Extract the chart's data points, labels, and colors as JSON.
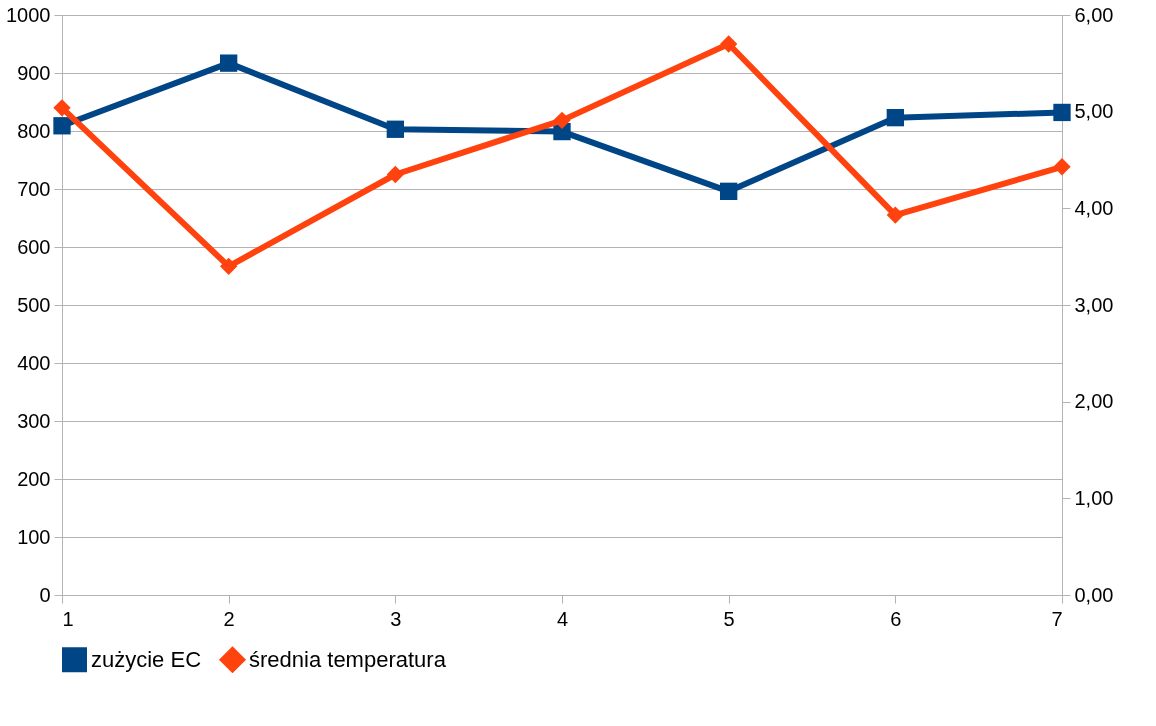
{
  "chart_data": {
    "type": "line",
    "x": [
      1,
      2,
      3,
      4,
      5,
      6,
      7
    ],
    "xlim": [
      1,
      7
    ],
    "xticks": [
      1,
      2,
      3,
      4,
      5,
      6,
      7
    ],
    "ylim": [
      0,
      1000
    ],
    "yticks": [
      0,
      100,
      200,
      300,
      400,
      500,
      600,
      700,
      800,
      900,
      1000
    ],
    "y2lim": [
      0,
      6
    ],
    "y2ticks": [
      {
        "value": 0,
        "label": "0,00"
      },
      {
        "value": 1,
        "label": "1,00"
      },
      {
        "value": 2,
        "label": "2,00"
      },
      {
        "value": 3,
        "label": "3,00"
      },
      {
        "value": 4,
        "label": "4,00"
      },
      {
        "value": 5,
        "label": "5,00"
      },
      {
        "value": 6,
        "label": "6,00"
      }
    ],
    "series": [
      {
        "name": "zużycie EC",
        "color": "#004586",
        "marker": "square",
        "values": [
          809,
          917,
          803,
          799,
          696,
          823,
          832
        ]
      },
      {
        "name": "średnia temperatura",
        "color": "#ff420e",
        "marker": "diamond",
        "axis": "y2",
        "values": [
          5.04,
          3.4,
          4.35,
          4.91,
          5.7,
          3.93,
          4.43
        ]
      }
    ],
    "grid": "y",
    "legend": "bottom",
    "line_style": "solid"
  }
}
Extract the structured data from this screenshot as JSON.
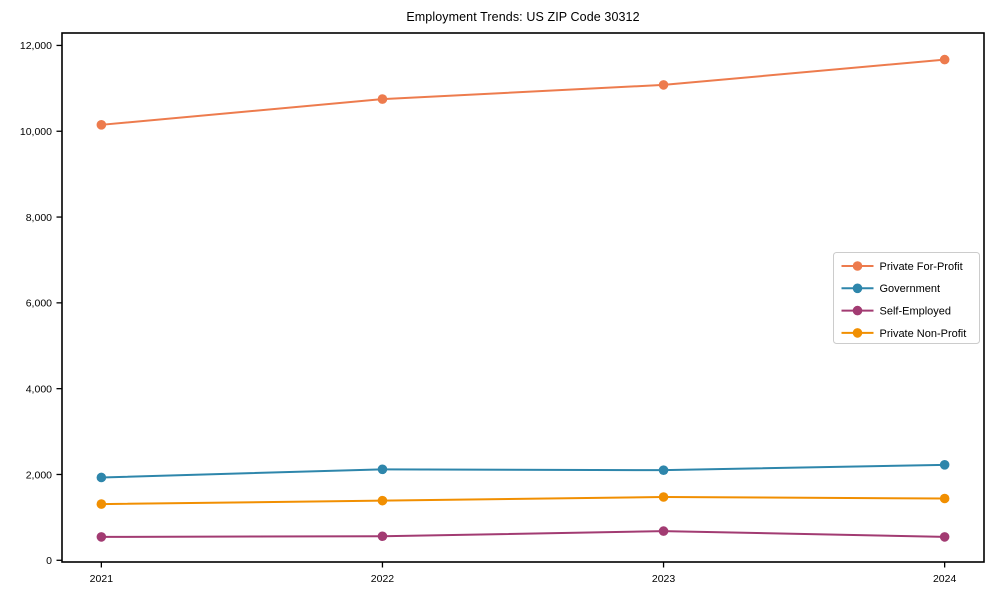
{
  "title": "Employment Trends: US ZIP Code 30312",
  "chart_data": {
    "type": "line",
    "title": "Employment Trends: US ZIP Code 30312",
    "xlabel": "",
    "ylabel": "",
    "x": [
      2021,
      2022,
      2023,
      2024
    ],
    "xticklabels": [
      "2021",
      "2022",
      "2023",
      "2024"
    ],
    "yticks": [
      0,
      2000,
      4000,
      6000,
      8000,
      10000,
      12000
    ],
    "ytick_labels": [
      "0",
      "2,000",
      "4,000",
      "6,000",
      "8,000",
      "10,000",
      "12,000"
    ],
    "xlim": [
      2020.86,
      2024.14
    ],
    "ylim": [
      -40,
      12290
    ],
    "grid": false,
    "marker": "o",
    "legend_position": "center right",
    "series": [
      {
        "name": "Private For-Profit",
        "color": "#ED7B4D",
        "values": [
          10150,
          10750,
          11080,
          11670
        ]
      },
      {
        "name": "Government",
        "color": "#2E86AB",
        "values": [
          1930,
          2120,
          2100,
          2225
        ]
      },
      {
        "name": "Self-Employed",
        "color": "#A23B72",
        "values": [
          545,
          560,
          680,
          545
        ]
      },
      {
        "name": "Private Non-Profit",
        "color": "#F18F01",
        "values": [
          1310,
          1390,
          1475,
          1440
        ]
      }
    ]
  },
  "colors": {
    "spine": "#000000",
    "background": "#ffffff",
    "legend_border": "#cccccc"
  }
}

:::::

§ Set problem
In the records above, locate the lines holding the word "colors". Copy each of them.

§ Exercise result
Extract the chart's data points, labels, and colors as JSON.
  "colors": {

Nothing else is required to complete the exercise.